Data listing —
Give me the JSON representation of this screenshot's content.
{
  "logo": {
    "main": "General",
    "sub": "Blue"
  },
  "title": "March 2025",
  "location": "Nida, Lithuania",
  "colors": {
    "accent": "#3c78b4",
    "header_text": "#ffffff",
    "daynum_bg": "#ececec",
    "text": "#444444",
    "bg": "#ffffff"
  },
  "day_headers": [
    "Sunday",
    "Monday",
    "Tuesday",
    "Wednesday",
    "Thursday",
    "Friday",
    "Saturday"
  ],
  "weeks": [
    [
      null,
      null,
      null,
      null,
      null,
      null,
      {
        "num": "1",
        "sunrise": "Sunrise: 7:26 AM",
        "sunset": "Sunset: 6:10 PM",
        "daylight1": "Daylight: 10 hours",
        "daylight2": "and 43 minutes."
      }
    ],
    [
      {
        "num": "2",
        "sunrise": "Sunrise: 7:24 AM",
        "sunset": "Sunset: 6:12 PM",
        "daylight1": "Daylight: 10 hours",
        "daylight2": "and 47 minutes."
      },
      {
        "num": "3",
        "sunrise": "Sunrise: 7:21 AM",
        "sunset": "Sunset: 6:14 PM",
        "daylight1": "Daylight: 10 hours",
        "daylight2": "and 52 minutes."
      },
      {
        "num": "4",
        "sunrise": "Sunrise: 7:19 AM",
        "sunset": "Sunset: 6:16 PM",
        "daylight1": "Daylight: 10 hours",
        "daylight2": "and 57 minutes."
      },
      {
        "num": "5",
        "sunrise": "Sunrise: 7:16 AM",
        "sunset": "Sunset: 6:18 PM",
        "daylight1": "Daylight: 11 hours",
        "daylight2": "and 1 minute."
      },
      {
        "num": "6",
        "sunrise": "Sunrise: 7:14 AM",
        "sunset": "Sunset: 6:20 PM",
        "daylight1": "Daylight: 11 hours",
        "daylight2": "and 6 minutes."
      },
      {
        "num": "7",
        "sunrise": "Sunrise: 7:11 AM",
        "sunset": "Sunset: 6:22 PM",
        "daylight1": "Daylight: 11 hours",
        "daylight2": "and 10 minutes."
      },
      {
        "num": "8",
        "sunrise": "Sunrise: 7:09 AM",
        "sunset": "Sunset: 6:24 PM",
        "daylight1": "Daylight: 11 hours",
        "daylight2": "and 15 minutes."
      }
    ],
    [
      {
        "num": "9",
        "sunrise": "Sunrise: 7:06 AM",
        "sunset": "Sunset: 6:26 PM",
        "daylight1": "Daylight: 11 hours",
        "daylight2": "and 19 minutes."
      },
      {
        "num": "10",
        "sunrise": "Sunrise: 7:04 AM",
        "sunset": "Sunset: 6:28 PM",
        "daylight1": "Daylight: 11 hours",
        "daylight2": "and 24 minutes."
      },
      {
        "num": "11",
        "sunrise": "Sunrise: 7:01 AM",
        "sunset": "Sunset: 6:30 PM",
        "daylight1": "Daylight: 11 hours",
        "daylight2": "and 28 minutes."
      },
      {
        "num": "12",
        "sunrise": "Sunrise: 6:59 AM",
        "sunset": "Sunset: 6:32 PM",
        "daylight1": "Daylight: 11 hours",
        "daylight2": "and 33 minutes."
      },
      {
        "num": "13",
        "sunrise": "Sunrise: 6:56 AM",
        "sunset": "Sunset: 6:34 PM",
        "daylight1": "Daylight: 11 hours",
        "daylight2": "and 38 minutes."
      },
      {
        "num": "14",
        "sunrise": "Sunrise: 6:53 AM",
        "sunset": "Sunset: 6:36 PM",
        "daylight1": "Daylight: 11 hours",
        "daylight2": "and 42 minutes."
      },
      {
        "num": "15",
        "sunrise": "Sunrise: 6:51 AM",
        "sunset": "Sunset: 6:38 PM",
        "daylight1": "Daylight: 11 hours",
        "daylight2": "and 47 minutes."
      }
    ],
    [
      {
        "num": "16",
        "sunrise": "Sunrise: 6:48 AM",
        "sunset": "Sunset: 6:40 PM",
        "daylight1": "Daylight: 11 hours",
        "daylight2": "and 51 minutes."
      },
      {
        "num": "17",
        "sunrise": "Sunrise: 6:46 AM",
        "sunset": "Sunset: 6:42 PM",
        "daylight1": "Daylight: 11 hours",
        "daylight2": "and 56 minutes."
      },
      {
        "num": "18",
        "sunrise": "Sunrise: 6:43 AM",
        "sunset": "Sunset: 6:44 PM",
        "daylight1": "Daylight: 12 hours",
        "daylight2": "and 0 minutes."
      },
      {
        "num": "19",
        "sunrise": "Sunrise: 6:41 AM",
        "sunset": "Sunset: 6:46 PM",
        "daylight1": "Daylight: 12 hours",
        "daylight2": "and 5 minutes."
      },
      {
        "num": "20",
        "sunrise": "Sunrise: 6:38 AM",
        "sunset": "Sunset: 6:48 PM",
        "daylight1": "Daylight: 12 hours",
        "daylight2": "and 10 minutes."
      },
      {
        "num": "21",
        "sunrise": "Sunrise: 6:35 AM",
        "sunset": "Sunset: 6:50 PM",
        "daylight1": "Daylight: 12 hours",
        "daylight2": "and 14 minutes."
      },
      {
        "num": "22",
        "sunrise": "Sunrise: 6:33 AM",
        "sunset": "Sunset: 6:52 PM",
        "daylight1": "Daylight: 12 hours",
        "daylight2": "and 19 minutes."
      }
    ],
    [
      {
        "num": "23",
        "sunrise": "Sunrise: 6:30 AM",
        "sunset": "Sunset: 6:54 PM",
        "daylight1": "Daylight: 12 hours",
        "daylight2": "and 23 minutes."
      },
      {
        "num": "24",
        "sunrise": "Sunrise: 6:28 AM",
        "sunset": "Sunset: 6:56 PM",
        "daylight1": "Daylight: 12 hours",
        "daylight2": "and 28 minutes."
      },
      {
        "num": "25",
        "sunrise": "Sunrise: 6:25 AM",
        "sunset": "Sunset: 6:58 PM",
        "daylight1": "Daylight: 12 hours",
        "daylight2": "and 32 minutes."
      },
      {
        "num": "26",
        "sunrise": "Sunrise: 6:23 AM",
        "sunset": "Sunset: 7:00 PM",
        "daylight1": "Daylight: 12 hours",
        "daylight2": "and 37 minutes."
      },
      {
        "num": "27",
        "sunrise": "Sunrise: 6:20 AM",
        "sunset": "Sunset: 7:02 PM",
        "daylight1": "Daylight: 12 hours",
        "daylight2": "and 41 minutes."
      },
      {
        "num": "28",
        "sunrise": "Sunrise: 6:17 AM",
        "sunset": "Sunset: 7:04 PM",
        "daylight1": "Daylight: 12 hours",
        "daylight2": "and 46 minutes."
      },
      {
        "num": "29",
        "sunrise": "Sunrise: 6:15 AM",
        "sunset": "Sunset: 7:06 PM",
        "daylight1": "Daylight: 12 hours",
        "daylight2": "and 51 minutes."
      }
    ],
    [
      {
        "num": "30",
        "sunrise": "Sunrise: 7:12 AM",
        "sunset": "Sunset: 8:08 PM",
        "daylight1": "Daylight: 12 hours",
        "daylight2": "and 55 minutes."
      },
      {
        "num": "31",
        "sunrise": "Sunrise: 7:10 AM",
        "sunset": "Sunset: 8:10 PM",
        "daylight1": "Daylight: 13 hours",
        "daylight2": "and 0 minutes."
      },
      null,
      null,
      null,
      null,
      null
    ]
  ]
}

Exercise —
Output all of the data again, exactly.

Written response —
Give me the JSON representation of this screenshot's content.
{
  "logo": {
    "main": "General",
    "sub": "Blue"
  },
  "title": "March 2025",
  "location": "Nida, Lithuania",
  "colors": {
    "accent": "#3c78b4",
    "header_text": "#ffffff",
    "daynum_bg": "#ececec",
    "text": "#444444",
    "bg": "#ffffff"
  },
  "day_headers": [
    "Sunday",
    "Monday",
    "Tuesday",
    "Wednesday",
    "Thursday",
    "Friday",
    "Saturday"
  ],
  "weeks": [
    [
      null,
      null,
      null,
      null,
      null,
      null,
      {
        "num": "1",
        "sunrise": "Sunrise: 7:26 AM",
        "sunset": "Sunset: 6:10 PM",
        "daylight1": "Daylight: 10 hours",
        "daylight2": "and 43 minutes."
      }
    ],
    [
      {
        "num": "2",
        "sunrise": "Sunrise: 7:24 AM",
        "sunset": "Sunset: 6:12 PM",
        "daylight1": "Daylight: 10 hours",
        "daylight2": "and 47 minutes."
      },
      {
        "num": "3",
        "sunrise": "Sunrise: 7:21 AM",
        "sunset": "Sunset: 6:14 PM",
        "daylight1": "Daylight: 10 hours",
        "daylight2": "and 52 minutes."
      },
      {
        "num": "4",
        "sunrise": "Sunrise: 7:19 AM",
        "sunset": "Sunset: 6:16 PM",
        "daylight1": "Daylight: 10 hours",
        "daylight2": "and 57 minutes."
      },
      {
        "num": "5",
        "sunrise": "Sunrise: 7:16 AM",
        "sunset": "Sunset: 6:18 PM",
        "daylight1": "Daylight: 11 hours",
        "daylight2": "and 1 minute."
      },
      {
        "num": "6",
        "sunrise": "Sunrise: 7:14 AM",
        "sunset": "Sunset: 6:20 PM",
        "daylight1": "Daylight: 11 hours",
        "daylight2": "and 6 minutes."
      },
      {
        "num": "7",
        "sunrise": "Sunrise: 7:11 AM",
        "sunset": "Sunset: 6:22 PM",
        "daylight1": "Daylight: 11 hours",
        "daylight2": "and 10 minutes."
      },
      {
        "num": "8",
        "sunrise": "Sunrise: 7:09 AM",
        "sunset": "Sunset: 6:24 PM",
        "daylight1": "Daylight: 11 hours",
        "daylight2": "and 15 minutes."
      }
    ],
    [
      {
        "num": "9",
        "sunrise": "Sunrise: 7:06 AM",
        "sunset": "Sunset: 6:26 PM",
        "daylight1": "Daylight: 11 hours",
        "daylight2": "and 19 minutes."
      },
      {
        "num": "10",
        "sunrise": "Sunrise: 7:04 AM",
        "sunset": "Sunset: 6:28 PM",
        "daylight1": "Daylight: 11 hours",
        "daylight2": "and 24 minutes."
      },
      {
        "num": "11",
        "sunrise": "Sunrise: 7:01 AM",
        "sunset": "Sunset: 6:30 PM",
        "daylight1": "Daylight: 11 hours",
        "daylight2": "and 28 minutes."
      },
      {
        "num": "12",
        "sunrise": "Sunrise: 6:59 AM",
        "sunset": "Sunset: 6:32 PM",
        "daylight1": "Daylight: 11 hours",
        "daylight2": "and 33 minutes."
      },
      {
        "num": "13",
        "sunrise": "Sunrise: 6:56 AM",
        "sunset": "Sunset: 6:34 PM",
        "daylight1": "Daylight: 11 hours",
        "daylight2": "and 38 minutes."
      },
      {
        "num": "14",
        "sunrise": "Sunrise: 6:53 AM",
        "sunset": "Sunset: 6:36 PM",
        "daylight1": "Daylight: 11 hours",
        "daylight2": "and 42 minutes."
      },
      {
        "num": "15",
        "sunrise": "Sunrise: 6:51 AM",
        "sunset": "Sunset: 6:38 PM",
        "daylight1": "Daylight: 11 hours",
        "daylight2": "and 47 minutes."
      }
    ],
    [
      {
        "num": "16",
        "sunrise": "Sunrise: 6:48 AM",
        "sunset": "Sunset: 6:40 PM",
        "daylight1": "Daylight: 11 hours",
        "daylight2": "and 51 minutes."
      },
      {
        "num": "17",
        "sunrise": "Sunrise: 6:46 AM",
        "sunset": "Sunset: 6:42 PM",
        "daylight1": "Daylight: 11 hours",
        "daylight2": "and 56 minutes."
      },
      {
        "num": "18",
        "sunrise": "Sunrise: 6:43 AM",
        "sunset": "Sunset: 6:44 PM",
        "daylight1": "Daylight: 12 hours",
        "daylight2": "and 0 minutes."
      },
      {
        "num": "19",
        "sunrise": "Sunrise: 6:41 AM",
        "sunset": "Sunset: 6:46 PM",
        "daylight1": "Daylight: 12 hours",
        "daylight2": "and 5 minutes."
      },
      {
        "num": "20",
        "sunrise": "Sunrise: 6:38 AM",
        "sunset": "Sunset: 6:48 PM",
        "daylight1": "Daylight: 12 hours",
        "daylight2": "and 10 minutes."
      },
      {
        "num": "21",
        "sunrise": "Sunrise: 6:35 AM",
        "sunset": "Sunset: 6:50 PM",
        "daylight1": "Daylight: 12 hours",
        "daylight2": "and 14 minutes."
      },
      {
        "num": "22",
        "sunrise": "Sunrise: 6:33 AM",
        "sunset": "Sunset: 6:52 PM",
        "daylight1": "Daylight: 12 hours",
        "daylight2": "and 19 minutes."
      }
    ],
    [
      {
        "num": "23",
        "sunrise": "Sunrise: 6:30 AM",
        "sunset": "Sunset: 6:54 PM",
        "daylight1": "Daylight: 12 hours",
        "daylight2": "and 23 minutes."
      },
      {
        "num": "24",
        "sunrise": "Sunrise: 6:28 AM",
        "sunset": "Sunset: 6:56 PM",
        "daylight1": "Daylight: 12 hours",
        "daylight2": "and 28 minutes."
      },
      {
        "num": "25",
        "sunrise": "Sunrise: 6:25 AM",
        "sunset": "Sunset: 6:58 PM",
        "daylight1": "Daylight: 12 hours",
        "daylight2": "and 32 minutes."
      },
      {
        "num": "26",
        "sunrise": "Sunrise: 6:23 AM",
        "sunset": "Sunset: 7:00 PM",
        "daylight1": "Daylight: 12 hours",
        "daylight2": "and 37 minutes."
      },
      {
        "num": "27",
        "sunrise": "Sunrise: 6:20 AM",
        "sunset": "Sunset: 7:02 PM",
        "daylight1": "Daylight: 12 hours",
        "daylight2": "and 41 minutes."
      },
      {
        "num": "28",
        "sunrise": "Sunrise: 6:17 AM",
        "sunset": "Sunset: 7:04 PM",
        "daylight1": "Daylight: 12 hours",
        "daylight2": "and 46 minutes."
      },
      {
        "num": "29",
        "sunrise": "Sunrise: 6:15 AM",
        "sunset": "Sunset: 7:06 PM",
        "daylight1": "Daylight: 12 hours",
        "daylight2": "and 51 minutes."
      }
    ],
    [
      {
        "num": "30",
        "sunrise": "Sunrise: 7:12 AM",
        "sunset": "Sunset: 8:08 PM",
        "daylight1": "Daylight: 12 hours",
        "daylight2": "and 55 minutes."
      },
      {
        "num": "31",
        "sunrise": "Sunrise: 7:10 AM",
        "sunset": "Sunset: 8:10 PM",
        "daylight1": "Daylight: 13 hours",
        "daylight2": "and 0 minutes."
      },
      null,
      null,
      null,
      null,
      null
    ]
  ]
}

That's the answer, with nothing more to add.